◆ EXERCISE TASK: Find and copy lines holding "Other".

======== EXTRACTED ENTRIES

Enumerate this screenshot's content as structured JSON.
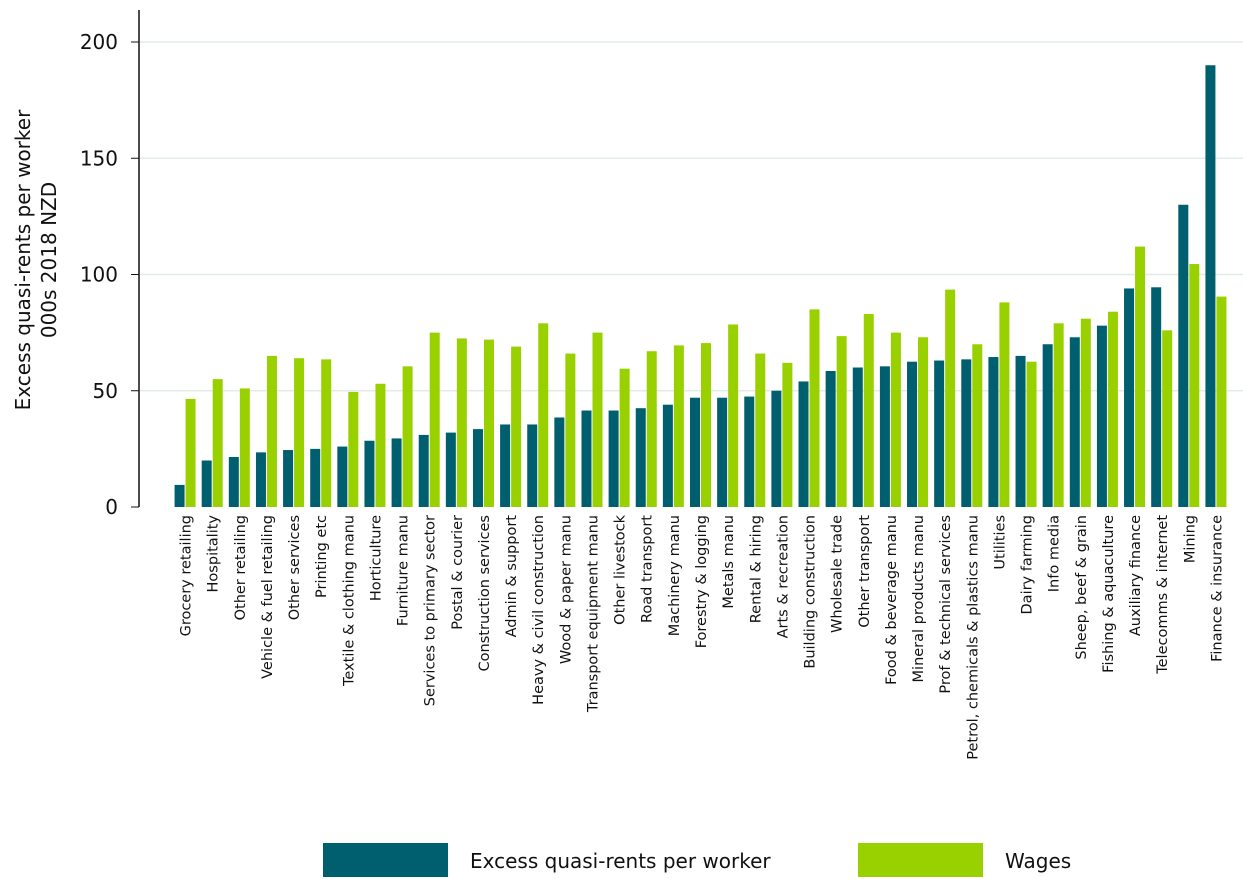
{
  "chart_data": {
    "type": "bar",
    "ylabel": [
      "Excess quasi-rents per worker",
      "000s 2018 NZD"
    ],
    "categories": [
      "Grocery retailing",
      "Hospitality",
      "Other retailing",
      "Vehicle & fuel retailing",
      "Other services",
      "Printing etc",
      "Textile & clothing manu",
      "Horticulture",
      "Furniture manu",
      "Services to primary sector",
      "Postal & courier",
      "Construction services",
      "Admin & support",
      "Heavy & civil construction",
      "Wood & paper manu",
      "Transport equipment manu",
      "Other livestock",
      "Road transport",
      "Machinery manu",
      "Forestry & logging",
      "Metals manu",
      "Rental & hiring",
      "Arts & recreation",
      "Building construction",
      "Wholesale trade",
      "Other transport",
      "Food & beverage manu",
      "Mineral products manu",
      "Prof & technical services",
      "Petrol, chemicals & plastics manu",
      "Utilities",
      "Dairy farming",
      "Info media",
      "Sheep, beef & grain",
      "Fishing & aquaculture",
      "Auxiliary finance",
      "Telecomms & internet",
      "Mining",
      "Finance & insurance"
    ],
    "series": [
      {
        "name": "Excess quasi-rents per worker",
        "color": "#005f6e",
        "values": [
          9.5,
          20,
          21.5,
          23.5,
          24.5,
          25,
          26,
          28.5,
          29.5,
          31,
          32,
          33.5,
          35.5,
          35.5,
          38.5,
          41.5,
          41.5,
          42.5,
          44,
          47,
          47,
          47.5,
          50,
          54,
          58.5,
          60,
          60.5,
          62.5,
          63,
          63.5,
          64.5,
          65,
          70,
          73,
          78,
          94,
          94.5,
          130,
          190
        ]
      },
      {
        "name": "Wages",
        "color": "#99d100",
        "values": [
          46.5,
          55,
          51,
          65,
          64,
          63.5,
          49.5,
          53,
          60.5,
          75,
          72.5,
          72,
          69,
          79,
          66,
          75,
          59.5,
          67,
          69.5,
          70.5,
          78.5,
          66,
          62,
          85,
          73.5,
          83,
          75,
          73,
          93.5,
          70,
          88,
          62.5,
          79,
          81,
          84,
          112,
          76,
          104.5,
          90.5
        ]
      }
    ],
    "ylim": [
      0,
      200
    ],
    "yticks": [
      0,
      50,
      100,
      150,
      200
    ],
    "grid": true
  }
}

================

◆ REPLY:
      "Other retailing",
      "Other services",
      "Other livestock",
      "Other transport",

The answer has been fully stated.